-- Work to be completed --
Below are some entries. Work out how many of their lines hold the word "Bitmaps", and write that number alone.

-- Data shown --

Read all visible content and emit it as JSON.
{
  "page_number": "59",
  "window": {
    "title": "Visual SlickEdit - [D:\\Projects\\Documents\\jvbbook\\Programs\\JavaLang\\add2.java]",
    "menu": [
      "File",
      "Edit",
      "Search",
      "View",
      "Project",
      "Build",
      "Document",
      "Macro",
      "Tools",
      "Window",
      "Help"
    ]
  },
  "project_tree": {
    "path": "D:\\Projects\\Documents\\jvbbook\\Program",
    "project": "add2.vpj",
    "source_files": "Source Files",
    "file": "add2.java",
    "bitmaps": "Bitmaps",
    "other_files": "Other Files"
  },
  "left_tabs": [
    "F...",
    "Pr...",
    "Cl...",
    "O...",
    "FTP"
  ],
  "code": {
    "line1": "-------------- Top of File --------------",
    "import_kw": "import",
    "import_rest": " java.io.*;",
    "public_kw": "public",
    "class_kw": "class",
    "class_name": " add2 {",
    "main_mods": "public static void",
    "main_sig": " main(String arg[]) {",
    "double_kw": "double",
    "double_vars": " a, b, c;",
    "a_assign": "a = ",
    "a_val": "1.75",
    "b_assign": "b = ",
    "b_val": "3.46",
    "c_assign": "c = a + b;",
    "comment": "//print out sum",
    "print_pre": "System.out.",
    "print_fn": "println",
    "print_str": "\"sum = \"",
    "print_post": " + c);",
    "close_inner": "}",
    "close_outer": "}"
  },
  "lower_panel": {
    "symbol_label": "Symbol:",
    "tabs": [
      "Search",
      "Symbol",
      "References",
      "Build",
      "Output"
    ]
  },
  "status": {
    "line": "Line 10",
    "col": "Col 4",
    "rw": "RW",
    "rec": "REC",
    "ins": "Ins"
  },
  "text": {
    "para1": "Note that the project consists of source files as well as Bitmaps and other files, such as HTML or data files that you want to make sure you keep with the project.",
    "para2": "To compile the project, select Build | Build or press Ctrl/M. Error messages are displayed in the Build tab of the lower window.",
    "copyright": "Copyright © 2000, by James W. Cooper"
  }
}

-- Final answer --
2